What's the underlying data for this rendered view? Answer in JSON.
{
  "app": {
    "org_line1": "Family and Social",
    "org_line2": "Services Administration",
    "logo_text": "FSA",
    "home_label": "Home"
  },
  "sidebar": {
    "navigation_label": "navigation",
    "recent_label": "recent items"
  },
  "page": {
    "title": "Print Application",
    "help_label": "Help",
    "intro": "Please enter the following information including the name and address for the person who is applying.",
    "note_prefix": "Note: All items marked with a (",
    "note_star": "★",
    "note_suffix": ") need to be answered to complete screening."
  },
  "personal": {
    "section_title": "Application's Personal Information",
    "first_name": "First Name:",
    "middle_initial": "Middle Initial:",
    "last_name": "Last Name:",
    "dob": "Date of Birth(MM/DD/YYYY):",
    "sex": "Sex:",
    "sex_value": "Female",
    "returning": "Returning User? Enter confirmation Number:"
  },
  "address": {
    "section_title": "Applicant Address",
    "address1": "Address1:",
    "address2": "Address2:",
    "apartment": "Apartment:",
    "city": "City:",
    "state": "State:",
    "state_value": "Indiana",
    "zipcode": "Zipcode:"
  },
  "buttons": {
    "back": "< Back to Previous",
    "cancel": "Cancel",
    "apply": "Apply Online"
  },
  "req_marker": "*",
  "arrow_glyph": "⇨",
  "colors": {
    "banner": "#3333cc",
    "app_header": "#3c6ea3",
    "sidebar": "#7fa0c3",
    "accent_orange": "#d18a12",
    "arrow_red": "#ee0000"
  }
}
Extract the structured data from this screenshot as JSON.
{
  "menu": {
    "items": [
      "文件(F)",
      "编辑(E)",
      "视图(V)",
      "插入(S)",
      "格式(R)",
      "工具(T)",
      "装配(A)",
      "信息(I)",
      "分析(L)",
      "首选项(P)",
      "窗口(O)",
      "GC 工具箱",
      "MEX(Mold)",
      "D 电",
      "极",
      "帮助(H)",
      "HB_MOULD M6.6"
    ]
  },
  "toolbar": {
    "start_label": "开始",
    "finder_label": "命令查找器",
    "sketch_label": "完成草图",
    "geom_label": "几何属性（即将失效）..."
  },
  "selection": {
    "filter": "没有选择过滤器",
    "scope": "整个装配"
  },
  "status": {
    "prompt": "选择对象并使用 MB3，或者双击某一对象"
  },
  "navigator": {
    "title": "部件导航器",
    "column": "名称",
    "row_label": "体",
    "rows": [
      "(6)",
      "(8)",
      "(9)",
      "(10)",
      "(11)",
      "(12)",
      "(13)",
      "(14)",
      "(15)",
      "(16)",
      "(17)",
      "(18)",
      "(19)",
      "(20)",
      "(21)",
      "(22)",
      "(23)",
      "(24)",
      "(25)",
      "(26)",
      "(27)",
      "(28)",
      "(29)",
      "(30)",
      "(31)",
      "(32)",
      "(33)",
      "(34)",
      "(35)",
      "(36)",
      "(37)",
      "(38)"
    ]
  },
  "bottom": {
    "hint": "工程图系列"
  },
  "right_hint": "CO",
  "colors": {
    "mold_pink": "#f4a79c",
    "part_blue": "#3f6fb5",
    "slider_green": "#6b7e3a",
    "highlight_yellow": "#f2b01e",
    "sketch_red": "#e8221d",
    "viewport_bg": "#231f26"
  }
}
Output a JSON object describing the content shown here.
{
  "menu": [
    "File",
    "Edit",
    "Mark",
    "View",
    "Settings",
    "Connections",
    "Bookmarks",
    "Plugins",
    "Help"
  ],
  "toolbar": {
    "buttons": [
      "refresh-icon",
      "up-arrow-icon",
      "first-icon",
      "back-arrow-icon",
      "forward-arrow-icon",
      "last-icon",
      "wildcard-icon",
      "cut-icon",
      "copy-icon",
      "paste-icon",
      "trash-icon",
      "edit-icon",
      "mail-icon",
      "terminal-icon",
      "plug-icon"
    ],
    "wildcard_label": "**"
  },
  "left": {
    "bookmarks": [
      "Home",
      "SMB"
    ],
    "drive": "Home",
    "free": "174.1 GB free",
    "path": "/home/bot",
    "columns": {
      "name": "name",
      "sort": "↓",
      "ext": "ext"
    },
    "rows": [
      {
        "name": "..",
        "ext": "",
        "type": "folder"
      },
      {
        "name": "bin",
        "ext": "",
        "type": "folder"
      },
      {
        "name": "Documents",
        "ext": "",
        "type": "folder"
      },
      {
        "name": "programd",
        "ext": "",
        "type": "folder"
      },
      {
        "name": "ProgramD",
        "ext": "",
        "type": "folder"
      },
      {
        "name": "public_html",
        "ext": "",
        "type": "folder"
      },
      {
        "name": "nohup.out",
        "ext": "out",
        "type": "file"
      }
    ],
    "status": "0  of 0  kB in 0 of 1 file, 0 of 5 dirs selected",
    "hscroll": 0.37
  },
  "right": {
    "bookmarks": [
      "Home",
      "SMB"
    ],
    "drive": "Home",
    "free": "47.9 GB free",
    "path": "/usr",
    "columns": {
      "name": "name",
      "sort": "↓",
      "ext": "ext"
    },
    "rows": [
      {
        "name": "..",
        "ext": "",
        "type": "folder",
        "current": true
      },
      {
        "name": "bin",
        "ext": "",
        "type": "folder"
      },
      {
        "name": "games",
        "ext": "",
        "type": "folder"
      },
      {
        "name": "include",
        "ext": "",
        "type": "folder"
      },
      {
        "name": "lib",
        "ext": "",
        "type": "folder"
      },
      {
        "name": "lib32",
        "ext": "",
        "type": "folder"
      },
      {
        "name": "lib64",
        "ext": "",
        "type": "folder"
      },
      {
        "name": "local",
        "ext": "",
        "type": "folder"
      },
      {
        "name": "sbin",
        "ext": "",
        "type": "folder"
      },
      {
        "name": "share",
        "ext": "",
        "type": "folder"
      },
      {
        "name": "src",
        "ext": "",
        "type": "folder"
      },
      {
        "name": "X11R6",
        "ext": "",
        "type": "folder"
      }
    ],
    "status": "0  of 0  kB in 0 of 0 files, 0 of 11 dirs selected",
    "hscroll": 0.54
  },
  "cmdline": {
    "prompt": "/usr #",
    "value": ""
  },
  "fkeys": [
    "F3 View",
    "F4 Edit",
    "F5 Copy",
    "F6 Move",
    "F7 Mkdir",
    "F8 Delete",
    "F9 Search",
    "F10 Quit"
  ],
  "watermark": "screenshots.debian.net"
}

Exercise task: Every line in the data that holds "Application" should be copied out.

Task result:
    "title": "Print Application",
    "section_title": "Application's Personal Information",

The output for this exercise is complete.